Your objective: Copy out every record below, word for word.

# START OF Data supplied

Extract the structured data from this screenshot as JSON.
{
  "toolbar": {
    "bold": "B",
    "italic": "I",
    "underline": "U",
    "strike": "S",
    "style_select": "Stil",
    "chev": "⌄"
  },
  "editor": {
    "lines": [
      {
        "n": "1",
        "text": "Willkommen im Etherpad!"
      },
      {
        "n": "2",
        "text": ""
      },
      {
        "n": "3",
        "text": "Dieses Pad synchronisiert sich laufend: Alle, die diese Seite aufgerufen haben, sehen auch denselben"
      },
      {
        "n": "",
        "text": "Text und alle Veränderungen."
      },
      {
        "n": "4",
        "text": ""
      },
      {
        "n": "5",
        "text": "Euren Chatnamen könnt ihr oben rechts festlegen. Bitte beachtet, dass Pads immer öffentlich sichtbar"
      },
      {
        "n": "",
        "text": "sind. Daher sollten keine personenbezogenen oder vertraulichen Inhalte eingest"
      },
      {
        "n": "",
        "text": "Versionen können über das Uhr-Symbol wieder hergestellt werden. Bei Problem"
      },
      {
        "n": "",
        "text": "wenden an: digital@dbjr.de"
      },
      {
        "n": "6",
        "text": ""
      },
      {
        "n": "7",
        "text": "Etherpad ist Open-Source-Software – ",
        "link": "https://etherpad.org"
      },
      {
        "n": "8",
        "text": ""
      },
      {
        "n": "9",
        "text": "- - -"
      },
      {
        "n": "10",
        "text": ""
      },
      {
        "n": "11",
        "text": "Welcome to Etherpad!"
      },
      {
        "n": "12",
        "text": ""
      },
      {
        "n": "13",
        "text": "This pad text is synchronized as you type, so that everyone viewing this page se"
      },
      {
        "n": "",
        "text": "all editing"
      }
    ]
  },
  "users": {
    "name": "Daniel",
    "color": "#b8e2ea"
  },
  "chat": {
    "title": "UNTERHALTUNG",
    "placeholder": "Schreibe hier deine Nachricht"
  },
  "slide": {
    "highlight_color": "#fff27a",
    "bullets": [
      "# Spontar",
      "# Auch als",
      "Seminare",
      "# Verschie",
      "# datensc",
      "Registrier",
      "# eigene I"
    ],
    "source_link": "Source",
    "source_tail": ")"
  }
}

# END OF Data supplied

Finished answer:
Extract the structured data from this screenshot as JSON.
{
  "toolbar": {
    "bold": "B",
    "italic": "I",
    "underline": "U",
    "strike": "S",
    "style_select": "Stil",
    "chev": "⌄"
  },
  "editor": {
    "lines": [
      {
        "n": "1",
        "text": "Willkommen im Etherpad!"
      },
      {
        "n": "2",
        "text": ""
      },
      {
        "n": "3",
        "text": "Dieses Pad synchronisiert sich laufend: Alle, die diese Seite aufgerufen haben, sehen auch denselben"
      },
      {
        "n": "",
        "text": "Text und alle Veränderungen."
      },
      {
        "n": "4",
        "text": ""
      },
      {
        "n": "5",
        "text": "Euren Chatnamen könnt ihr oben rechts festlegen. Bitte beachtet, dass Pads immer öffentlich sichtbar"
      },
      {
        "n": "",
        "text": "sind. Daher sollten keine personenbezogenen oder vertraulichen Inhalte eingest"
      },
      {
        "n": "",
        "text": "Versionen können über das Uhr-Symbol wieder hergestellt werden. Bei Problem"
      },
      {
        "n": "",
        "text": "wenden an: digital@dbjr.de"
      },
      {
        "n": "6",
        "text": ""
      },
      {
        "n": "7",
        "text": "Etherpad ist Open-Source-Software – ",
        "link": "https://etherpad.org"
      },
      {
        "n": "8",
        "text": ""
      },
      {
        "n": "9",
        "text": "- - -"
      },
      {
        "n": "10",
        "text": ""
      },
      {
        "n": "11",
        "text": "Welcome to Etherpad!"
      },
      {
        "n": "12",
        "text": ""
      },
      {
        "n": "13",
        "text": "This pad text is synchronized as you type, so that everyone viewing this page se"
      },
      {
        "n": "",
        "text": "all editing"
      }
    ]
  },
  "users": {
    "name": "Daniel",
    "color": "#b8e2ea"
  },
  "chat": {
    "title": "UNTERHALTUNG",
    "placeholder": "Schreibe hier deine Nachricht"
  },
  "slide": {
    "highlight_color": "#fff27a",
    "bullets": [
      "# Spontar",
      "# Auch als",
      "Seminare",
      "# Verschie",
      "# datensc",
      "Registrier",
      "# eigene I"
    ],
    "source_link": "Source",
    "source_tail": ")"
  }
}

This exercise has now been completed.